Figure collection entries
•••••

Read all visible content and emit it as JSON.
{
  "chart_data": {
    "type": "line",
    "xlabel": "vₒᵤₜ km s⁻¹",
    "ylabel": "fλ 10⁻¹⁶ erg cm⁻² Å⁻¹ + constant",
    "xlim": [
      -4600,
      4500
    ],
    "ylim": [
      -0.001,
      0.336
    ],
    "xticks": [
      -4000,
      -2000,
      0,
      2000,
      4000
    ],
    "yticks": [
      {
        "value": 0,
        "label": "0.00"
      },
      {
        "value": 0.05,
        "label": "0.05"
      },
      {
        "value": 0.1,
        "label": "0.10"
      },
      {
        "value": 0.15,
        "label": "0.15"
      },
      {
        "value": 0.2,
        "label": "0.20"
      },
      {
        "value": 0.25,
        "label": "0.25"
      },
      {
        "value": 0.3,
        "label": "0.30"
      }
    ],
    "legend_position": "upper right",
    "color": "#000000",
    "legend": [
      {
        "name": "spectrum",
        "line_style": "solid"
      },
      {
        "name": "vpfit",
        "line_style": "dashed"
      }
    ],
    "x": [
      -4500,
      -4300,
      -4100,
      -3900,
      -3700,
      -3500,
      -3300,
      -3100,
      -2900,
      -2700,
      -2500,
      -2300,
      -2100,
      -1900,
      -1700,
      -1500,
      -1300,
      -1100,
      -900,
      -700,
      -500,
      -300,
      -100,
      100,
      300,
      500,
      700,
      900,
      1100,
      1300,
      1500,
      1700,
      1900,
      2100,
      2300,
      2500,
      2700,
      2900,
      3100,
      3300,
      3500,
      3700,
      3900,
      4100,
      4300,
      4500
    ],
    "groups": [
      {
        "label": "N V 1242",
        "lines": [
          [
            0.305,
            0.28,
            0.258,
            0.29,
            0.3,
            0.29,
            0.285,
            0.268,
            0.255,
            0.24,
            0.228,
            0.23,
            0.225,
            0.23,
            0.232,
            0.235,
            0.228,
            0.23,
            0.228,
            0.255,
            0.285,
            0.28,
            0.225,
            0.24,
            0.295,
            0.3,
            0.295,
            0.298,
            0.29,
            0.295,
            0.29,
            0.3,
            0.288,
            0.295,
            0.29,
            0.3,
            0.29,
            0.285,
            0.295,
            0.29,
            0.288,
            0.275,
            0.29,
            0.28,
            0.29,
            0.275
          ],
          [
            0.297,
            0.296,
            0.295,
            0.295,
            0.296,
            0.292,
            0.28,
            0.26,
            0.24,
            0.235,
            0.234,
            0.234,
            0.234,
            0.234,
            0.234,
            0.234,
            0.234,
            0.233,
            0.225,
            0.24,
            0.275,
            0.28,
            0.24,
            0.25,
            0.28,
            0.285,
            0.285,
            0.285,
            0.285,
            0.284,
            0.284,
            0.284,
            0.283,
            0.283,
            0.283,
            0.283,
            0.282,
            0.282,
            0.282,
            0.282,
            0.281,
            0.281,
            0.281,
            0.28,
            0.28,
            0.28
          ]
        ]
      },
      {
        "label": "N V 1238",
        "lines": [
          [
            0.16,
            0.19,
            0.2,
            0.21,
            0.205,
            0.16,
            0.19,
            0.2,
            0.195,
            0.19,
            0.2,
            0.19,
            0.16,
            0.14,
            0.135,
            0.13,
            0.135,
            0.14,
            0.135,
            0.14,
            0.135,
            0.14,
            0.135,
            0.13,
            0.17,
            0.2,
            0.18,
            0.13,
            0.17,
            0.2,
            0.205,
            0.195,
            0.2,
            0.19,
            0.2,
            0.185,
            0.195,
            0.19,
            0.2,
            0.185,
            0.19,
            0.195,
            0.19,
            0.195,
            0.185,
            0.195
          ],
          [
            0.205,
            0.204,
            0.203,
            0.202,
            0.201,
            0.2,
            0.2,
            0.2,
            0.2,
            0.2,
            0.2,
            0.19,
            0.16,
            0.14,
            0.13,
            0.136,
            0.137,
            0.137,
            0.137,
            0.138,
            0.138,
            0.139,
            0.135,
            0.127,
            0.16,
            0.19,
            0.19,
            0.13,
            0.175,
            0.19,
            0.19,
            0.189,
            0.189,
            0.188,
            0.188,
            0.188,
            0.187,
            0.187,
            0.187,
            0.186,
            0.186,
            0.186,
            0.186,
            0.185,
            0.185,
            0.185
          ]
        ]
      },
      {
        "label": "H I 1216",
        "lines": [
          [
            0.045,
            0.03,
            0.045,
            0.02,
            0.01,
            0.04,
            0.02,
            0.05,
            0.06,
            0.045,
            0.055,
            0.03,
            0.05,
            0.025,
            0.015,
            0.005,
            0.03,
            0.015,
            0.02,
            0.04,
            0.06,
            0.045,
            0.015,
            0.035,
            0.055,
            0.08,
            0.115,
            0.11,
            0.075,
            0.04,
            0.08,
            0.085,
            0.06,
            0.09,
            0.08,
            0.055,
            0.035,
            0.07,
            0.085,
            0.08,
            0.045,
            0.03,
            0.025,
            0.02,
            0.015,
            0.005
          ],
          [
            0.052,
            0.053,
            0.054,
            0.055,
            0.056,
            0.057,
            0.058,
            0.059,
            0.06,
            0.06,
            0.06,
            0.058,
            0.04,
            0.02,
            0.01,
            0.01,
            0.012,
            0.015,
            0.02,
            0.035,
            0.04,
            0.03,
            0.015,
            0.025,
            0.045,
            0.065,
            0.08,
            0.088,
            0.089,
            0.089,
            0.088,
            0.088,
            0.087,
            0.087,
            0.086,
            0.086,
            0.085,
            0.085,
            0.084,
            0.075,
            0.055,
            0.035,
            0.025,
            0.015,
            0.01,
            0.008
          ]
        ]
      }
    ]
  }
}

•••••

Short problem - Quote the entire listing above exactly.

The reply -
Read all visible content and emit it as JSON.
{
  "chart_data": {
    "type": "line",
    "xlabel": "vₒᵤₜ km s⁻¹",
    "ylabel": "fλ 10⁻¹⁶ erg cm⁻² Å⁻¹ + constant",
    "xlim": [
      -4600,
      4500
    ],
    "ylim": [
      -0.001,
      0.336
    ],
    "xticks": [
      -4000,
      -2000,
      0,
      2000,
      4000
    ],
    "yticks": [
      {
        "value": 0,
        "label": "0.00"
      },
      {
        "value": 0.05,
        "label": "0.05"
      },
      {
        "value": 0.1,
        "label": "0.10"
      },
      {
        "value": 0.15,
        "label": "0.15"
      },
      {
        "value": 0.2,
        "label": "0.20"
      },
      {
        "value": 0.25,
        "label": "0.25"
      },
      {
        "value": 0.3,
        "label": "0.30"
      }
    ],
    "legend_position": "upper right",
    "color": "#000000",
    "legend": [
      {
        "name": "spectrum",
        "line_style": "solid"
      },
      {
        "name": "vpfit",
        "line_style": "dashed"
      }
    ],
    "x": [
      -4500,
      -4300,
      -4100,
      -3900,
      -3700,
      -3500,
      -3300,
      -3100,
      -2900,
      -2700,
      -2500,
      -2300,
      -2100,
      -1900,
      -1700,
      -1500,
      -1300,
      -1100,
      -900,
      -700,
      -500,
      -300,
      -100,
      100,
      300,
      500,
      700,
      900,
      1100,
      1300,
      1500,
      1700,
      1900,
      2100,
      2300,
      2500,
      2700,
      2900,
      3100,
      3300,
      3500,
      3700,
      3900,
      4100,
      4300,
      4500
    ],
    "groups": [
      {
        "label": "N V 1242",
        "lines": [
          [
            0.305,
            0.28,
            0.258,
            0.29,
            0.3,
            0.29,
            0.285,
            0.268,
            0.255,
            0.24,
            0.228,
            0.23,
            0.225,
            0.23,
            0.232,
            0.235,
            0.228,
            0.23,
            0.228,
            0.255,
            0.285,
            0.28,
            0.225,
            0.24,
            0.295,
            0.3,
            0.295,
            0.298,
            0.29,
            0.295,
            0.29,
            0.3,
            0.288,
            0.295,
            0.29,
            0.3,
            0.29,
            0.285,
            0.295,
            0.29,
            0.288,
            0.275,
            0.29,
            0.28,
            0.29,
            0.275
          ],
          [
            0.297,
            0.296,
            0.295,
            0.295,
            0.296,
            0.292,
            0.28,
            0.26,
            0.24,
            0.235,
            0.234,
            0.234,
            0.234,
            0.234,
            0.234,
            0.234,
            0.234,
            0.233,
            0.225,
            0.24,
            0.275,
            0.28,
            0.24,
            0.25,
            0.28,
            0.285,
            0.285,
            0.285,
            0.285,
            0.284,
            0.284,
            0.284,
            0.283,
            0.283,
            0.283,
            0.283,
            0.282,
            0.282,
            0.282,
            0.282,
            0.281,
            0.281,
            0.281,
            0.28,
            0.28,
            0.28
          ]
        ]
      },
      {
        "label": "N V 1238",
        "lines": [
          [
            0.16,
            0.19,
            0.2,
            0.21,
            0.205,
            0.16,
            0.19,
            0.2,
            0.195,
            0.19,
            0.2,
            0.19,
            0.16,
            0.14,
            0.135,
            0.13,
            0.135,
            0.14,
            0.135,
            0.14,
            0.135,
            0.14,
            0.135,
            0.13,
            0.17,
            0.2,
            0.18,
            0.13,
            0.17,
            0.2,
            0.205,
            0.195,
            0.2,
            0.19,
            0.2,
            0.185,
            0.195,
            0.19,
            0.2,
            0.185,
            0.19,
            0.195,
            0.19,
            0.195,
            0.185,
            0.195
          ],
          [
            0.205,
            0.204,
            0.203,
            0.202,
            0.201,
            0.2,
            0.2,
            0.2,
            0.2,
            0.2,
            0.2,
            0.19,
            0.16,
            0.14,
            0.13,
            0.136,
            0.137,
            0.137,
            0.137,
            0.138,
            0.138,
            0.139,
            0.135,
            0.127,
            0.16,
            0.19,
            0.19,
            0.13,
            0.175,
            0.19,
            0.19,
            0.189,
            0.189,
            0.188,
            0.188,
            0.188,
            0.187,
            0.187,
            0.187,
            0.186,
            0.186,
            0.186,
            0.186,
            0.185,
            0.185,
            0.185
          ]
        ]
      },
      {
        "label": "H I 1216",
        "lines": [
          [
            0.045,
            0.03,
            0.045,
            0.02,
            0.01,
            0.04,
            0.02,
            0.05,
            0.06,
            0.045,
            0.055,
            0.03,
            0.05,
            0.025,
            0.015,
            0.005,
            0.03,
            0.015,
            0.02,
            0.04,
            0.06,
            0.045,
            0.015,
            0.035,
            0.055,
            0.08,
            0.115,
            0.11,
            0.075,
            0.04,
            0.08,
            0.085,
            0.06,
            0.09,
            0.08,
            0.055,
            0.035,
            0.07,
            0.085,
            0.08,
            0.045,
            0.03,
            0.025,
            0.02,
            0.015,
            0.005
          ],
          [
            0.052,
            0.053,
            0.054,
            0.055,
            0.056,
            0.057,
            0.058,
            0.059,
            0.06,
            0.06,
            0.06,
            0.058,
            0.04,
            0.02,
            0.01,
            0.01,
            0.012,
            0.015,
            0.02,
            0.035,
            0.04,
            0.03,
            0.015,
            0.025,
            0.045,
            0.065,
            0.08,
            0.088,
            0.089,
            0.089,
            0.088,
            0.088,
            0.087,
            0.087,
            0.086,
            0.086,
            0.085,
            0.085,
            0.084,
            0.075,
            0.055,
            0.035,
            0.025,
            0.015,
            0.01,
            0.008
          ]
        ]
      }
    ]
  }
}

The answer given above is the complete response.